• **Activity 1**
From the text on Iwatani's return on equity, write out the passage starting with "Thus far, we" and going on through "past five years.".
• **Activity 2**
In the text on Iwatani's return on equity, what industry average ROE is Iwatani's ROE compared with?

• **Text under study**
※ ※ ※

Return on equity or ROE is a key measure used to assess how efficiently a company's management is utilizing the company's capital. In simpler terms, it measures the profitability of a company in relation to shareholder's equity.

See our latest analysis for Iwatani

How To Calculate Return On Equity?

The formula for return on equity is:

Return on Equity = Net Profit (from continuing operations) ÷ Shareholders' Equity

So, based on the above formula, the ROE for Iwatani is:

14% = JP¥53b ÷ JP¥383b (Based on the trailing twelve months to June 2024).

The 'return' refers to a company's earnings over the last year. So, this means that for every ¥1 of its shareholder's investments, the company generates a profit of ¥0.14.

What Has ROE Got To Do With Earnings Growth?

Thus far, we have learned that ROE measures how efficiently a company is generating its profits. Depending on how much of these profits the company reinvests or "retains", and how effectively it does so, we are then able to assess a company’s earnings growth potential. Assuming all else is equal, companies that have both a higher return on equity and higher profit retention are usually the ones that have a higher growth rate when compared to companies that don't have the same features.

Iwatani's Earnings Growth And 14% ROE

To start with, Iwatani's ROE looks acceptable. Especially when compared to the industry average of 8.1% the company's ROE looks pretty impressive. This probably laid the ground for Iwatani's moderate 18% net income growth seen over the past five years.

※ ※ ※

• **The data**
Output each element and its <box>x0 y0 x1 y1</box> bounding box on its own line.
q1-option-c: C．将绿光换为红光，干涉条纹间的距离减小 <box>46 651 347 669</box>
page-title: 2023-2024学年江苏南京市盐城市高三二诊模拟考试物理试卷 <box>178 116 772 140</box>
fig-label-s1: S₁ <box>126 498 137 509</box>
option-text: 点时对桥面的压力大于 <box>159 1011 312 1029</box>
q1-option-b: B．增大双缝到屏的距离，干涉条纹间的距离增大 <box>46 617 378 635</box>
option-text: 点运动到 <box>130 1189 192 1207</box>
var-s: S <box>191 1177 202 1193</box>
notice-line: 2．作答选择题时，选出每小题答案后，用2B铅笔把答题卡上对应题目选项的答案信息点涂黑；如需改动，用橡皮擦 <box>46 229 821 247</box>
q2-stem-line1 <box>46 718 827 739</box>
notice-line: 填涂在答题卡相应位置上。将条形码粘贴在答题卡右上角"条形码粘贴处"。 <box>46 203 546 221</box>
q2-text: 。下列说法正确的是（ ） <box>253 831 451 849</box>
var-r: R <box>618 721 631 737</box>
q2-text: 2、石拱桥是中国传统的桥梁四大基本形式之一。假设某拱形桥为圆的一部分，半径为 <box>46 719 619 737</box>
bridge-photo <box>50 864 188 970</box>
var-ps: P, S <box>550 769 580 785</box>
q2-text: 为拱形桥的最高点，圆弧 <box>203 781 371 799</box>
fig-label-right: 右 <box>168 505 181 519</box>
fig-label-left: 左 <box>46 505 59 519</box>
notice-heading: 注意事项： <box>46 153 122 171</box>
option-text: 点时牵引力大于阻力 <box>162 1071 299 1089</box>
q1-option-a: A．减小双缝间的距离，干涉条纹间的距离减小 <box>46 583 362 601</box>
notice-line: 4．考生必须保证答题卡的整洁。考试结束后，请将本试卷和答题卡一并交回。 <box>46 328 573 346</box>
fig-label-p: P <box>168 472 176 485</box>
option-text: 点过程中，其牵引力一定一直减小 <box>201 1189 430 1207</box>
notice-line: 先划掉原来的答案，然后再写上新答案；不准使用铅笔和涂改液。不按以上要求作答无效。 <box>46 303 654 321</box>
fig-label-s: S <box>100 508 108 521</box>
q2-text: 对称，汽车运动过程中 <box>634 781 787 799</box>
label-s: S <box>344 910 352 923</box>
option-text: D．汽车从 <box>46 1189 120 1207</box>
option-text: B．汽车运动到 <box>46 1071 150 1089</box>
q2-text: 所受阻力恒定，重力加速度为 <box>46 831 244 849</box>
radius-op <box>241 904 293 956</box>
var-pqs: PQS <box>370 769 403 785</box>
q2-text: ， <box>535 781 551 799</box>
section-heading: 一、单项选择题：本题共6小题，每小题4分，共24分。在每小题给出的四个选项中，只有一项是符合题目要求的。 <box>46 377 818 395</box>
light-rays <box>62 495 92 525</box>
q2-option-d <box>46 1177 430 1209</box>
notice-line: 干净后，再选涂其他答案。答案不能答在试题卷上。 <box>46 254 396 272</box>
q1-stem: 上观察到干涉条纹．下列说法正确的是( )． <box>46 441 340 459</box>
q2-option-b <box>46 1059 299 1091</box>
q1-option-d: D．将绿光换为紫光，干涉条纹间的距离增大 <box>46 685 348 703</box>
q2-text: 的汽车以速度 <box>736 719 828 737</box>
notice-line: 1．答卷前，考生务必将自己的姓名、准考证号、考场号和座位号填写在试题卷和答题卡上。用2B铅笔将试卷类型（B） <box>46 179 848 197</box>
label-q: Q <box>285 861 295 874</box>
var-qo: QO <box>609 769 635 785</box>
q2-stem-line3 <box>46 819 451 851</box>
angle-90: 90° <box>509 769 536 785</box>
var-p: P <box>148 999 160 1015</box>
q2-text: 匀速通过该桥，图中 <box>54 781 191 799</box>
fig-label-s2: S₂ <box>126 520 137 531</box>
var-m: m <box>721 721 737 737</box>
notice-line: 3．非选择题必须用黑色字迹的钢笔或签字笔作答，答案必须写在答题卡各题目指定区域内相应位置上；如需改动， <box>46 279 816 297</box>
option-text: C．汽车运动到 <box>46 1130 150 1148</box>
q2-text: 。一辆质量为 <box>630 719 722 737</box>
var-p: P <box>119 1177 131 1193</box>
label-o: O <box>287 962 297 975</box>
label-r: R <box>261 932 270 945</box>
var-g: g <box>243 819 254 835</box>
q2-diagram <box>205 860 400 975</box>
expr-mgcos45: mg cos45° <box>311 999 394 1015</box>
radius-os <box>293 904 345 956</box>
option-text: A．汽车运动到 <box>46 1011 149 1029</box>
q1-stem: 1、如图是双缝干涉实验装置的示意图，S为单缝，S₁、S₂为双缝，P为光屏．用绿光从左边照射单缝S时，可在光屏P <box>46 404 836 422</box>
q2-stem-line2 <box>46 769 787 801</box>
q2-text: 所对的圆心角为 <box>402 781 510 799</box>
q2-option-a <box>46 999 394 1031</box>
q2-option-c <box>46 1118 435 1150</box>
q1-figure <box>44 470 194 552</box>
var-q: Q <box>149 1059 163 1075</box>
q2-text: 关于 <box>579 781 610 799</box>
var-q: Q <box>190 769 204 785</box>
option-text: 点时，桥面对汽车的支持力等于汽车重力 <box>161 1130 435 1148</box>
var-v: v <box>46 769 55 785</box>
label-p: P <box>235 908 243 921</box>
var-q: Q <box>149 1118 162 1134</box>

※ ※ ※

• **Written answer 1**
Thus far, we have learned that ROE measures how efficiently a company is generating its profits. Depending on how much of these profits the company reinvests or "retains", and how effectively it does so, we are then able to assess a company’s earnings growth potential. Assuming all else is equal, companies that have both a higher return on equity and higher profit retention are usually the ones that have a higher growth rate when compared to companies that don't have the same features.

Iwatani's Earnings Growth And 14% ROE

To start with, Iwatani's ROE looks acceptable. Especially when compared to the industry average of 8.1% the company's ROE looks pretty impressive. This probably laid the ground for Iwatani's moderate 18% net income growth seen over the past five years.

• **Written answer 2**
8.1%